(AIM OF THE TASK) Exactly reproduce the entries, dropping any pictures from your copy.

(DATASET EXTRACT)

◆ ◆ ◆ ◆ ◆ ◆ ◆

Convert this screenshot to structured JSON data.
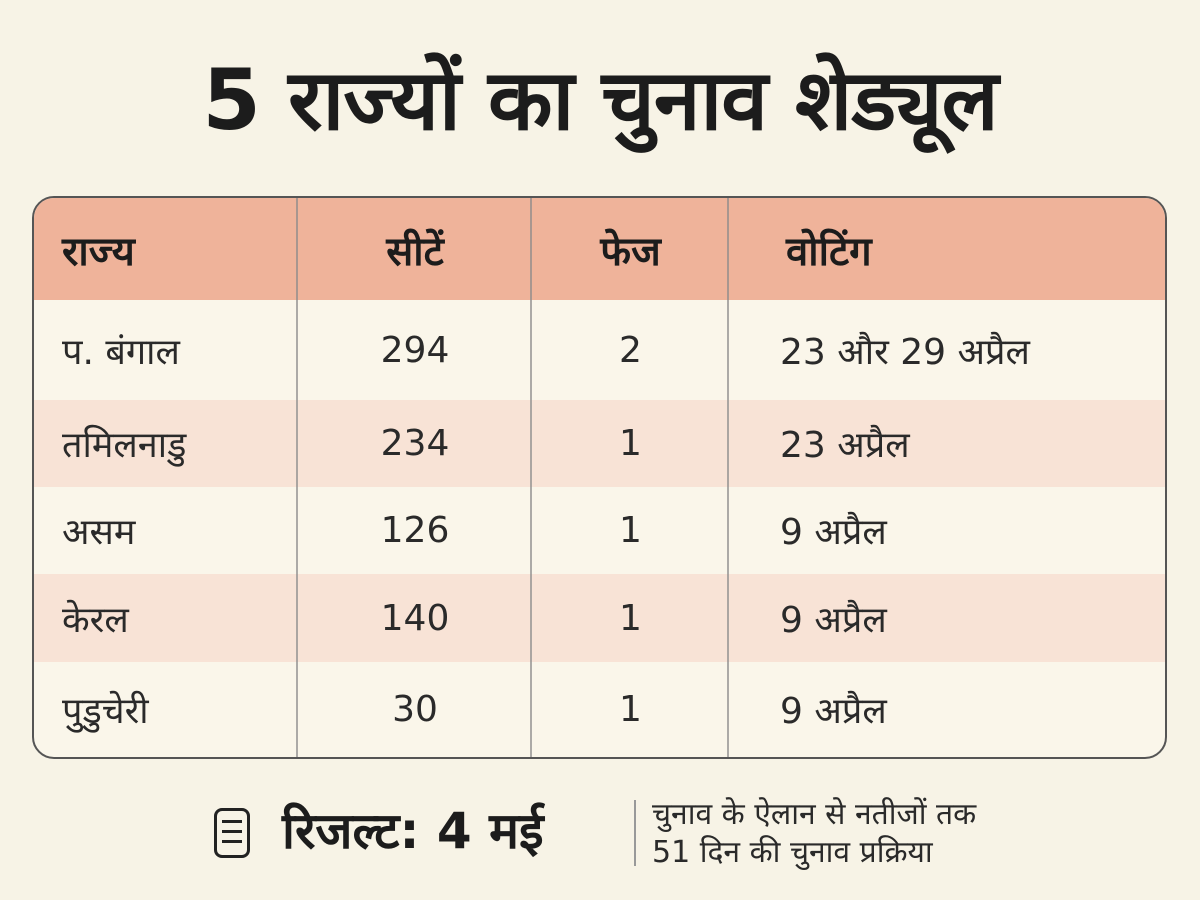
{
  "title": "5 राज्यों का चुनाव शेड्यूल",
  "table": {
    "headers": [
      "राज्य",
      "सीटें",
      "फेज",
      "वोटिंग"
    ],
    "rows": [
      [
        "प. बंगाल",
        "294",
        "2",
        "23 और 29 अप्रैल"
      ],
      [
        "तमिलनाडु",
        "234",
        "1",
        "23 अप्रैल"
      ],
      [
        "असम",
        "126",
        "1",
        "9 अप्रैल"
      ],
      [
        "केरल",
        "140",
        "1",
        "9 अप्रैल"
      ],
      [
        "पुडुचेरी",
        "30",
        "1",
        "9 अप्रैल"
      ]
    ]
  },
  "footer": {
    "icon": "list-icon",
    "result": "रिजल्ट: 4 मई",
    "note_line1": "चुनाव के ऐलान से नतीजों तक",
    "note_line2": "51 दिन की चुनाव प्रक्रिया"
  },
  "colors": {
    "background": "#f7f3e6",
    "header": "#efb39a",
    "row_alt": "#f8e3d6",
    "row": "#faf6ea"
  }
}
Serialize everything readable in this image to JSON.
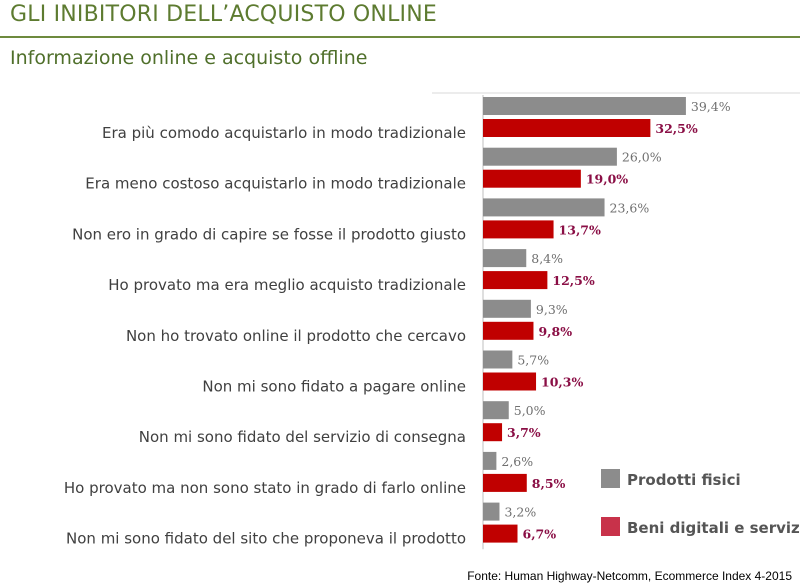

◆ ◆ ◆ ◆ ◆ ◆ ◆

(THE COMPLETED TASK)
Convert this screenshot to structured JSON data.
{
  "title": "5 राज्यों का चुनाव शेड्यूल",
  "table": {
    "headers": [
      "राज्य",
      "सीटें",
      "फेज",
      "वोटिंग"
    ],
    "rows": [
      [
        "प. बंगाल",
        "294",
        "2",
        "23 और 29 अप्रैल"
      ],
      [
        "तमिलनाडु",
        "234",
        "1",
        "23 अप्रैल"
      ],
      [
        "असम",
        "126",
        "1",
        "9 अप्रैल"
      ],
      [
        "केरल",
        "140",
        "1",
        "9 अप्रैल"
      ],
      [
        "पुडुचेरी",
        "30",
        "1",
        "9 अप्रैल"
      ]
    ]
  },
  "footer": {
    "icon": "list-icon",
    "result": "रिजल्ट: 4 मई",
    "note_line1": "चुनाव के ऐलान से नतीजों तक",
    "note_line2": "51 दिन की चुनाव प्रक्रिया"
  },
  "colors": {
    "background": "#f7f3e6",
    "header": "#efb39a",
    "row_alt": "#f8e3d6",
    "row": "#faf6ea"
  }
}
Serialize everything readable in this image to JSON.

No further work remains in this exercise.